* _Job_:
Skip the pictures. Reproduce all other material exactly.

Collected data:
★ ★ ★ ★ ★

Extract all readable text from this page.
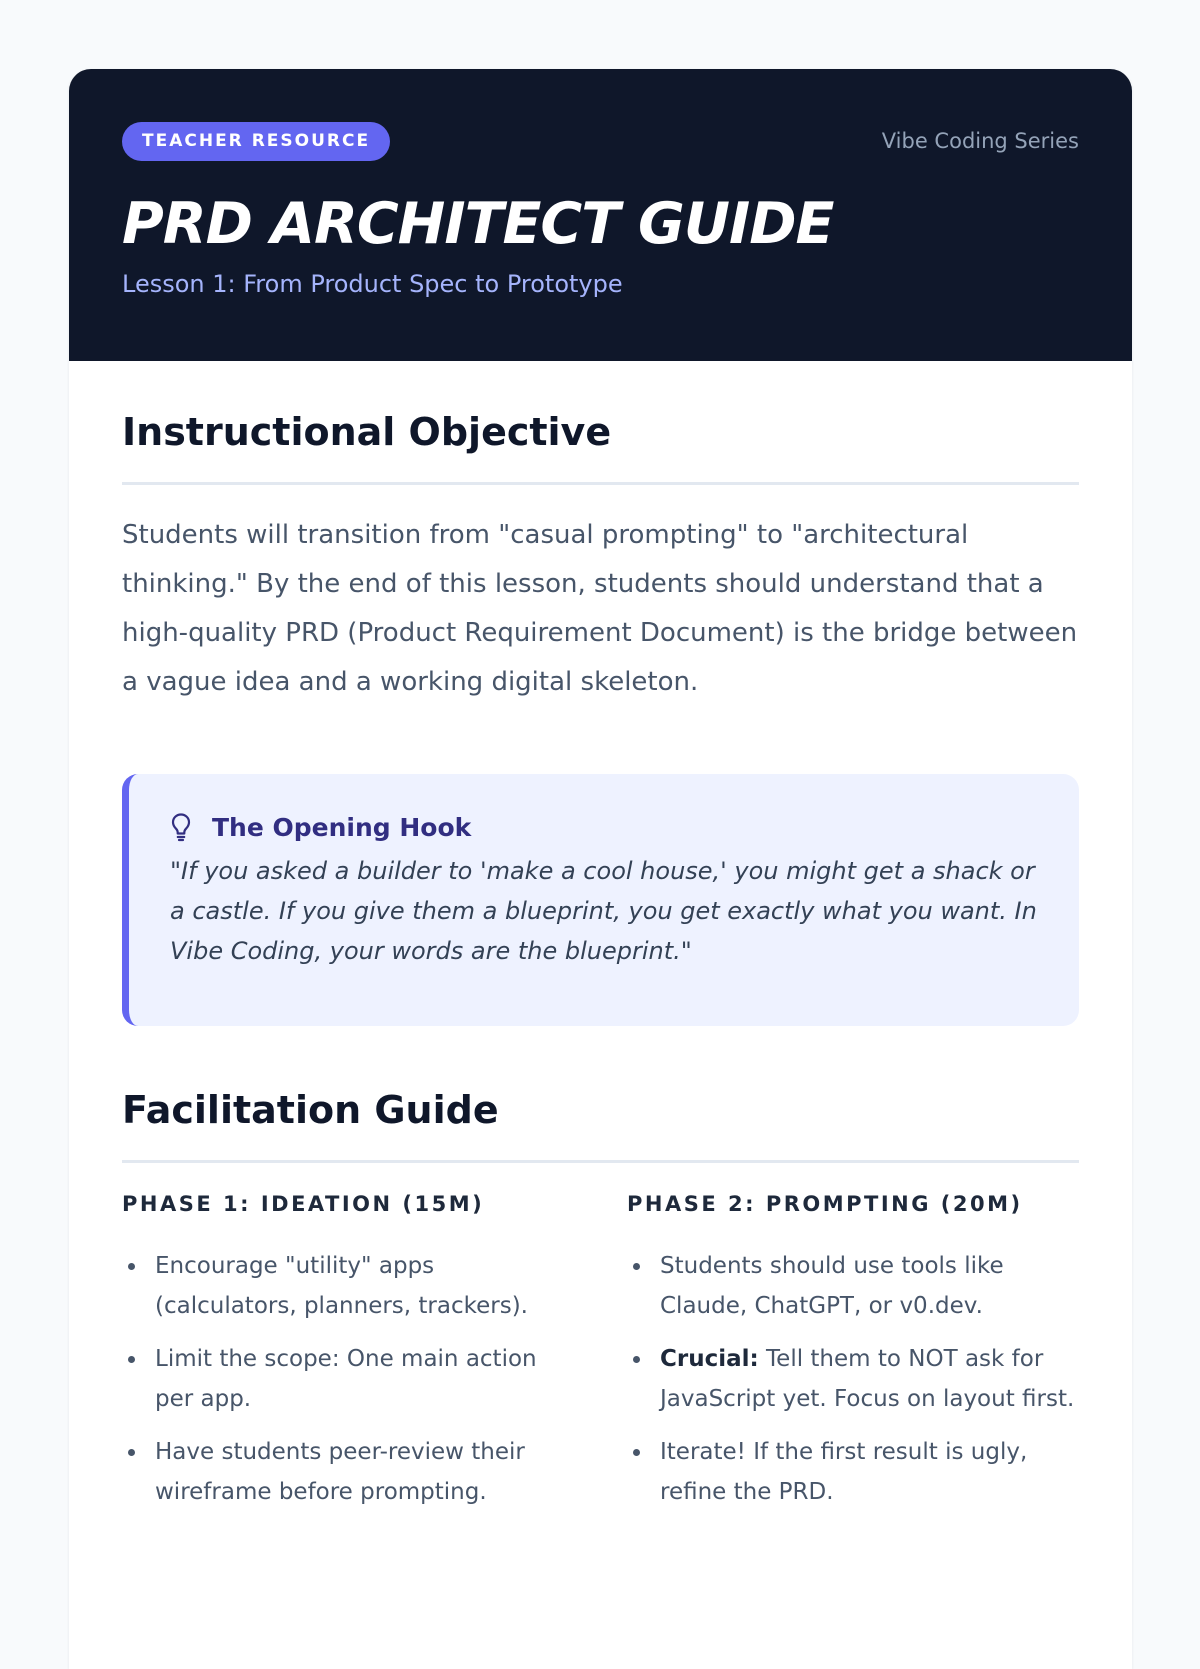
TEACHER RESOURCE	Vibe Coding Series
PRD ARCHITECT GUIDE
Lesson 1: From Product Spec to Prototype
Instructional Objective

Students will transition from "casual prompting" to "architectural thinking." By the end of this lesson, students should understand that a high-quality PRD (Product Requirement Document) is the bridge between a vague idea and a working digital skeleton.

The Opening Hook

"If you asked a builder to 'make a cool house,' you might get a shack or a castle. If you give them a blueprint, you get exactly what you want. In Vibe Coding, your words are the blueprint."

Facilitation Guide
PHASE 1: IDEATION (15M)
Encourage "utility" apps (calculators, planners, trackers).
Limit the scope: One main action per app.
Have students peer-review their wireframe before prompting.
PHASE 2: PROMPTING (20M)
Students should use tools like Claude, ChatGPT, or v0.dev.
Crucial: Tell them to NOT ask for JavaScript yet. Focus on layout first.
Iterate! If the first result is ugly, refine the PRD.
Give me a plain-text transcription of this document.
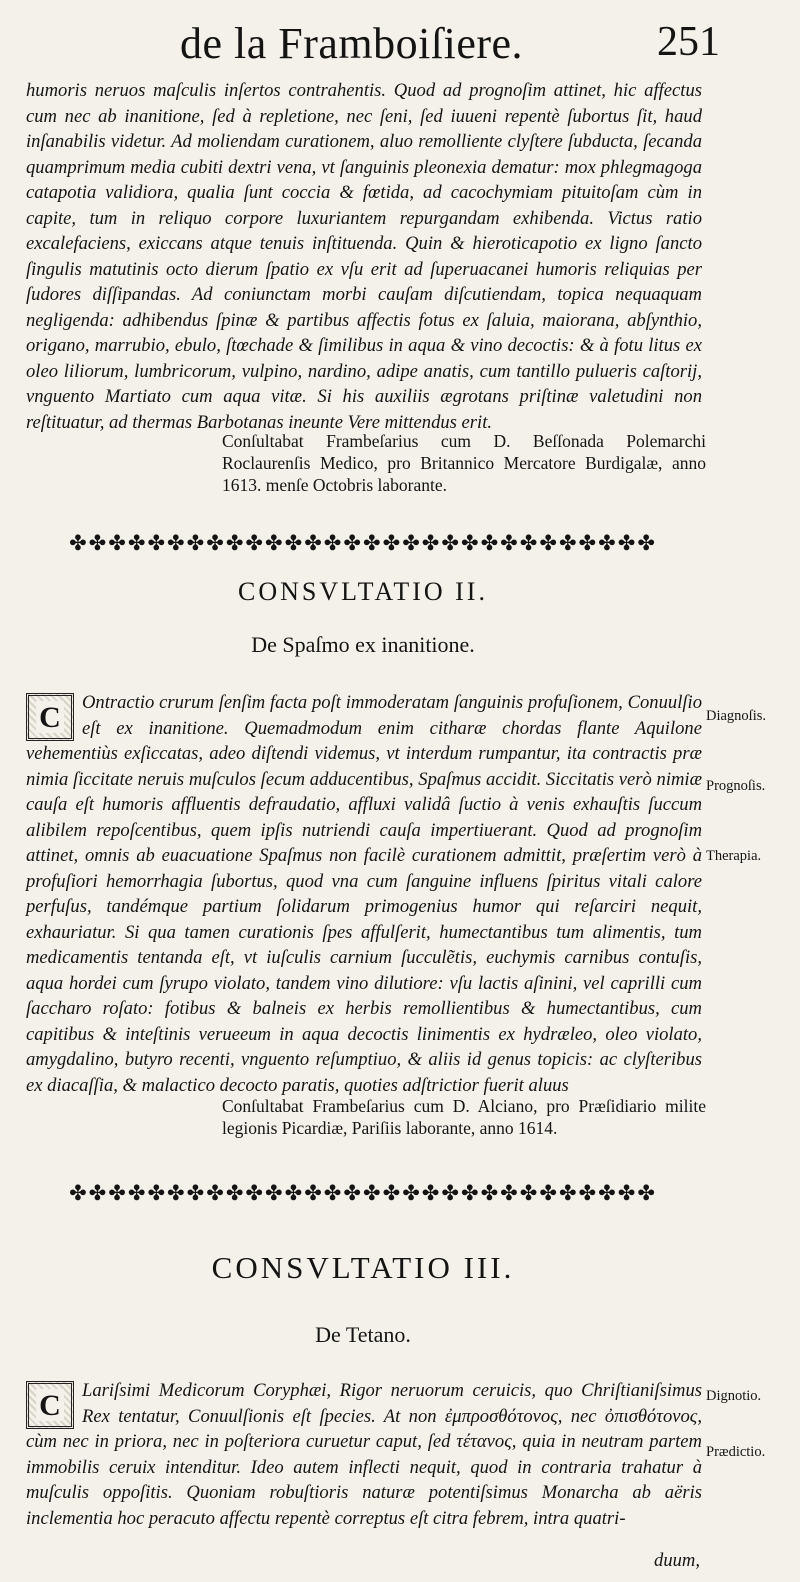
de la Framboiſiere.	251

humoris neruos maſculis inſertos contrahentis. Quod ad prognoſim attinet, hic affectus cum nec ab inanitione, ſed à repletione, nec ſeni, ſed iuueni repentè ſubortus ſit, haud inſanabilis videtur. Ad moliendam curationem, aluo remolliente clyſtere ſubducta, ſecanda quamprimum media cubiti dextri vena, vt ſanguinis pleonexia dematur: mox phlegmagoga catapotia validiora, qualia ſunt coccia & fœtida, ad cacochymiam pituitoſam cùm in capite, tum in reliquo corpore luxuriantem repurgandam exhibenda. Victus ratio excalefaciens, exiccans atque tenuis inſtituenda. Quin & hieroticapotio ex ligno ſancto ſingulis matutinis octo dierum ſpatio ex vſu erit ad ſuperuacanei humoris reliquias per ſudores diſſipandas. Ad coniunctam morbi cauſam diſcutiendam, topica nequaquam negligenda: adhibendus ſpinæ & partibus affectis fotus ex ſaluia, maiorana, abſynthio, origano, marrubio, ebulo, ſtœchade & ſimilibus in aqua & vino decoctis: & à fotu litus ex oleo liliorum, lumbricorum, vulpino, nardino, adipe anatis, cum tantillo pulueris caſtorij, vnguento Martiato cum aqua vitæ. Si his auxiliis ægrotans priſtinæ valetudini non reſtituatur, ad thermas Barbotanas ineunte Vere mittendus erit.

Conſultabat Frambeſarius cum D. Beſſonada Polemarchi Roclaurenſis Medico, pro Britannico Mercatore Burdigalæ, anno 1613. menſe Octobris laborante.
✤✤✤✤✤✤✤✤✤✤✤✤✤✤✤✤✤✤✤✤✤✤✤✤✤✤✤✤✤✤
CONSVLTATIO II.
De Spaſmo ex inanitione.
C	Ontractio crurum ſenſim facta poſt immoderatam ſanguinis profuſionem, Conuulſio eſt ex inanitione. Quemadmodum enim citharæ chordas flante Aquilone vehementiùs exſiccatas, adeo diſtendi videmus, vt interdum rumpantur, ita contractis præ nimia ſiccitate neruis muſculos ſecum adducentibus, Spaſmus accidit. Siccitatis verò nimiæ cauſa eſt humoris affluentis defraudatio, affluxi validâ ſuctio à venis exhauſtis ſuccum alibilem repoſcentibus, quem ipſis nutriendi cauſa impertiuerant. Quod ad prognoſim attinet, omnis ab euacuatione Spaſmus non facilè curationem admittit, præſertim verò à profuſiori hemorrhagia ſubortus, quod vna cum ſanguine influens ſpiritus vitali calore perfuſus, tandémque partium ſolidarum primogenius humor qui reſarciri nequit, exhauriatur. Si qua tamen curationis ſpes affulſerit, humectantibus tum alimentis, tum medicamentis tentanda eſt, vt iuſculis carnium ſucculẽtis, euchymis carnibus contuſis, aqua hordei cum ſyrupo violato, tandem vino dilutiore: vſu lactis aſinini, vel caprilli cum ſaccharo roſato: fotibus & balneis ex herbis remollientibus & humectantibus, cum capitibus & inteſtinis verueeum in aqua decoctis linimentis ex hydræleo, oleo violato, amygdalino, butyro recenti, vnguento reſumptiuo, & aliis id genus topicis: ac clyſteribus ex diacaſſia, & malactico decocto paratis, quoties adſtrictior fuerit aluus

Diagnoſis.
Prognoſis.
Therapia.
Conſultabat Frambeſarius cum D. Alciano, pro Præſidiario milite legionis Picardiæ, Pariſiis laborante, anno 1614.
✤✤✤✤✤✤✤✤✤✤✤✤✤✤✤✤✤✤✤✤✤✤✤✤✤✤✤✤✤✤
CONSVLTATIO III.
De Tetano.
C	Lariſsimi Medicorum Coryphæi, Rigor neruorum ceruicis, quo Chriſtianiſsimus Rex tentatur, Conuulſionis eſt ſpecies. At non ἐμπροσθότονος, nec ὀπισθότονος, cùm nec in priora, nec in poſteriora curuetur caput, ſed τέτανος, quia in neutram partem immobilis ceruix intenditur. Ideo autem inflecti nequit, quod in contraria trahatur à muſculis oppoſitis. Quoniam robuſtioris naturæ potentiſsimus Monarcha ab aëris inclementia hoc peracuto affectu repentè correptus eſt citra febrem, intra quatri-

Dignotio.
Prædictio.
duum,
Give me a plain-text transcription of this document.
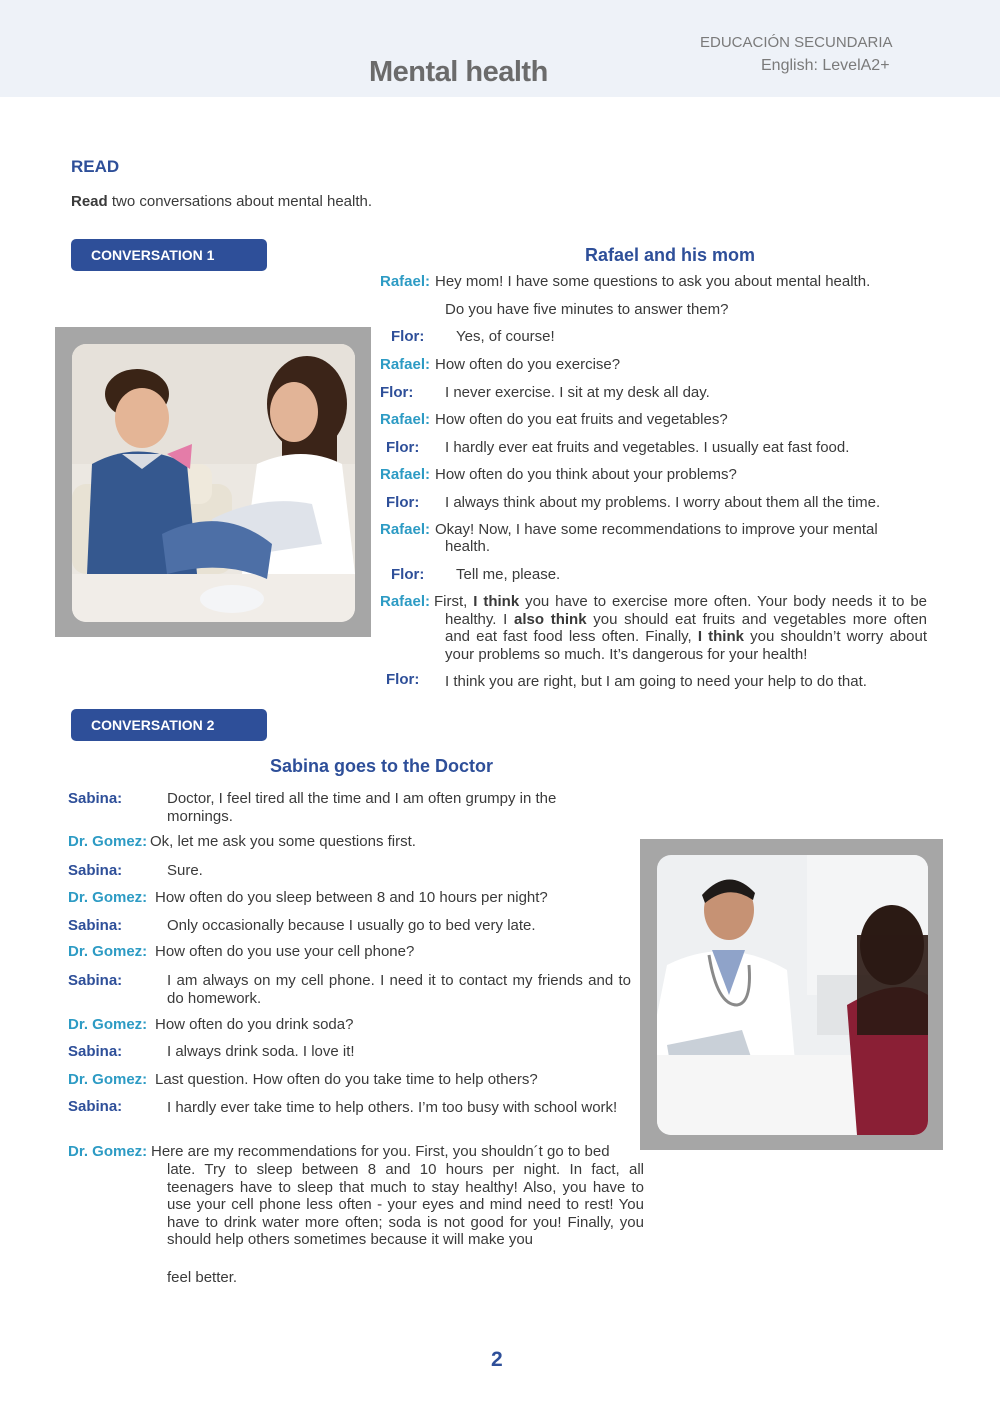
Mental health
EDUCACIÓN SECUNDARIA
English: LevelA2+
READ
Read two conversations about mental health.
CONVERSATION 1	Rafael and his mom
Rafael: Hey mom! I have some questions to ask you about mental health.
Do you have five minutes to answer them?
Flor: Yes, of course!
Rafael: How often do you exercise?
Flor: I never exercise. I sit at my desk all day.
Rafael: How often do you eat fruits and vegetables?
Flor: I hardly ever eat fruits and vegetables. I usually eat fast food.
Rafael: How often do you think about your problems?
Flor: I always think about my problems. I worry about them all the time.
Rafael: Okay! Now, I have some recommendations to improve your mental
health.
Flor: Tell me, please.
Rafael: First, I think you have to exercise more often. Your body needs it to be healthy. I also think you should eat fruits and vegetables more often and eat fast food less often. Finally, I think you shouldn’t worry about your problems so much. It’s dangerous for your health!
Flor: I think you are right, but I am going to need your help to do that.
CONVERSATION 2
Sabina goes to the Doctor
Sabina:	Doctor, I feel tired all the time and I am often grumpy in the mornings.
Dr. Gomez: Ok, let me ask you some questions first.
Sabina:	Sure.
Dr. Gomez: How often do you sleep between 8 and 10 hours per night?
Sabina:	Only occasionally because I usually go to bed very late.
Dr. Gomez: How often do you use your cell phone?
Sabina:	I am always on my cell phone. I need it to contact my friends and to do homework.
Dr. Gomez: How often do you drink soda?
Sabina:	I always drink soda. I love it!
Dr. Gomez: Last question. How often do you take time to help others?
Sabina:	I hardly ever take time to help others. I’m too busy with school work!
Dr. Gomez: Here are my recommendations for you. First, you shouldn´t go to bed
late. Try to sleep between 8 and 10 hours per night. In fact, all teenagers have to sleep that much to stay healthy! Also, you have to use your cell phone less often - your eyes and mind need to rest! You have to drink water more often; soda is not good for you! Finally, you should help others sometimes because it will make you
feel better.
2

★ ★ ★ ★ ★

* _Task output_:
Extract all readable text from this page.
TEACHER RESOURCE	Vibe Coding Series
PRD ARCHITECT GUIDE
Lesson 1: From Product Spec to Prototype
Instructional Objective

Students will transition from "casual prompting" to "architectural thinking." By the end of this lesson, students should understand that a high-quality PRD (Product Requirement Document) is the bridge between a vague idea and a working digital skeleton.

The Opening Hook

"If you asked a builder to 'make a cool house,' you might get a shack or a castle. If you give them a blueprint, you get exactly what you want. In Vibe Coding, your words are the blueprint."

Facilitation Guide
PHASE 1: IDEATION (15M)
Encourage "utility" apps (calculators, planners, trackers).
Limit the scope: One main action per app.
Have students peer-review their wireframe before prompting.
PHASE 2: PROMPTING (20M)
Students should use tools like Claude, ChatGPT, or v0.dev.
Crucial: Tell them to NOT ask for JavaScript yet. Focus on layout first.
Iterate! If the first result is ugly, refine the PRD.
Give me a plain-text transcription of this document.
de la Framboiſiere.	251

humoris neruos maſculis inſertos contrahentis. Quod ad prognoſim attinet, hic affectus cum nec ab inanitione, ſed à repletione, nec ſeni, ſed iuueni repentè ſubortus ſit, haud inſanabilis videtur. Ad moliendam curationem, aluo remolliente clyſtere ſubducta, ſecanda quamprimum media cubiti dextri vena, vt ſanguinis pleonexia dematur: mox phlegmagoga catapotia validiora, qualia ſunt coccia & fœtida, ad cacochymiam pituitoſam cùm in capite, tum in reliquo corpore luxuriantem repurgandam exhibenda. Victus ratio excalefaciens, exiccans atque tenuis inſtituenda. Quin & hieroticapotio ex ligno ſancto ſingulis matutinis octo dierum ſpatio ex vſu erit ad ſuperuacanei humoris reliquias per ſudores diſſipandas. Ad coniunctam morbi cauſam diſcutiendam, topica nequaquam negligenda: adhibendus ſpinæ & partibus affectis fotus ex ſaluia, maiorana, abſynthio, origano, marrubio, ebulo, ſtœchade & ſimilibus in aqua & vino decoctis: & à fotu litus ex oleo liliorum, lumbricorum, vulpino, nardino, adipe anatis, cum tantillo pulueris caſtorij, vnguento Martiato cum aqua vitæ. Si his auxiliis ægrotans priſtinæ valetudini non reſtituatur, ad thermas Barbotanas ineunte Vere mittendus erit.

Conſultabat Frambeſarius cum D. Beſſonada Polemarchi Roclaurenſis Medico, pro Britannico Mercatore Burdigalæ, anno 1613. menſe Octobris laborante.
✤✤✤✤✤✤✤✤✤✤✤✤✤✤✤✤✤✤✤✤✤✤✤✤✤✤✤✤✤✤
CONSVLTATIO II.
De Spaſmo ex inanitione.
C	Ontractio crurum ſenſim facta poſt immoderatam ſanguinis profuſionem, Conuulſio eſt ex inanitione. Quemadmodum enim citharæ chordas flante Aquilone vehementiùs exſiccatas, adeo diſtendi videmus, vt interdum rumpantur, ita contractis præ nimia ſiccitate neruis muſculos ſecum adducentibus, Spaſmus accidit. Siccitatis verò nimiæ cauſa eſt humoris affluentis defraudatio, affluxi validâ ſuctio à venis exhauſtis ſuccum alibilem repoſcentibus, quem ipſis nutriendi cauſa impertiuerant. Quod ad prognoſim attinet, omnis ab euacuatione Spaſmus non facilè curationem admittit, præſertim verò à profuſiori hemorrhagia ſubortus, quod vna cum ſanguine influens ſpiritus vitali calore perfuſus, tandémque partium ſolidarum primogenius humor qui reſarciri nequit, exhauriatur. Si qua tamen curationis ſpes affulſerit, humectantibus tum alimentis, tum medicamentis tentanda eſt, vt iuſculis carnium ſucculẽtis, euchymis carnibus contuſis, aqua hordei cum ſyrupo violato, tandem vino dilutiore: vſu lactis aſinini, vel caprilli cum ſaccharo roſato: fotibus & balneis ex herbis remollientibus & humectantibus, cum capitibus & inteſtinis verueeum in aqua decoctis linimentis ex hydræleo, oleo violato, amygdalino, butyro recenti, vnguento reſumptiuo, & aliis id genus topicis: ac clyſteribus ex diacaſſia, & malactico decocto paratis, quoties adſtrictior fuerit aluus

Diagnoſis.
Prognoſis.
Therapia.
Conſultabat Frambeſarius cum D. Alciano, pro Præſidiario milite legionis Picardiæ, Pariſiis laborante, anno 1614.
✤✤✤✤✤✤✤✤✤✤✤✤✤✤✤✤✤✤✤✤✤✤✤✤✤✤✤✤✤✤
CONSVLTATIO III.
De Tetano.
C	Lariſsimi Medicorum Coryphæi, Rigor neruorum ceruicis, quo Chriſtianiſsimus Rex tentatur, Conuulſionis eſt ſpecies. At non ἐμπροσθότονος, nec ὀπισθότονος, cùm nec in priora, nec in poſteriora curuetur caput, ſed τέτανος, quia in neutram partem immobilis ceruix intenditur. Ideo autem inflecti nequit, quod in contraria trahatur à muſculis oppoſitis. Quoniam robuſtioris naturæ potentiſsimus Monarcha ab aëris inclementia hoc peracuto affectu repentè correptus eſt citra febrem, intra quatri-

Dignotio.
Prædictio.
duum,
Give me a plain-text transcription of this document.
Mental health
EDUCACIÓN SECUNDARIA
English: LevelA2+
READ
Read two conversations about mental health.
CONVERSATION 1	Rafael and his mom
Rafael: Hey mom! I have some questions to ask you about mental health.
Do you have five minutes to answer them?
Flor: Yes, of course!
Rafael: How often do you exercise?
Flor: I never exercise. I sit at my desk all day.
Rafael: How often do you eat fruits and vegetables?
Flor: I hardly ever eat fruits and vegetables. I usually eat fast food.
Rafael: How often do you think about your problems?
Flor: I always think about my problems. I worry about them all the time.
Rafael: Okay! Now, I have some recommendations to improve your mental
health.
Flor: Tell me, please.
Rafael: First, I think you have to exercise more often. Your body needs it to be healthy. I also think you should eat fruits and vegetables more often and eat fast food less often. Finally, I think you shouldn’t worry about your problems so much. It’s dangerous for your health!
Flor: I think you are right, but I am going to need your help to do that.
CONVERSATION 2
Sabina goes to the Doctor
Sabina:	Doctor, I feel tired all the time and I am often grumpy in the mornings.
Dr. Gomez: Ok, let me ask you some questions first.
Sabina:	Sure.
Dr. Gomez: How often do you sleep between 8 and 10 hours per night?
Sabina:	Only occasionally because I usually go to bed very late.
Dr. Gomez: How often do you use your cell phone?
Sabina:	I am always on my cell phone. I need it to contact my friends and to do homework.
Dr. Gomez: How often do you drink soda?
Sabina:	I always drink soda. I love it!
Dr. Gomez: Last question. How often do you take time to help others?
Sabina:	I hardly ever take time to help others. I’m too busy with school work!
Dr. Gomez: Here are my recommendations for you. First, you shouldn´t go to bed
late. Try to sleep between 8 and 10 hours per night. In fact, all teenagers have to sleep that much to stay healthy! Also, you have to use your cell phone less often - your eyes and mind need to rest! You have to drink water more often; soda is not good for you! Finally, you should help others sometimes because it will make you
feel better.
2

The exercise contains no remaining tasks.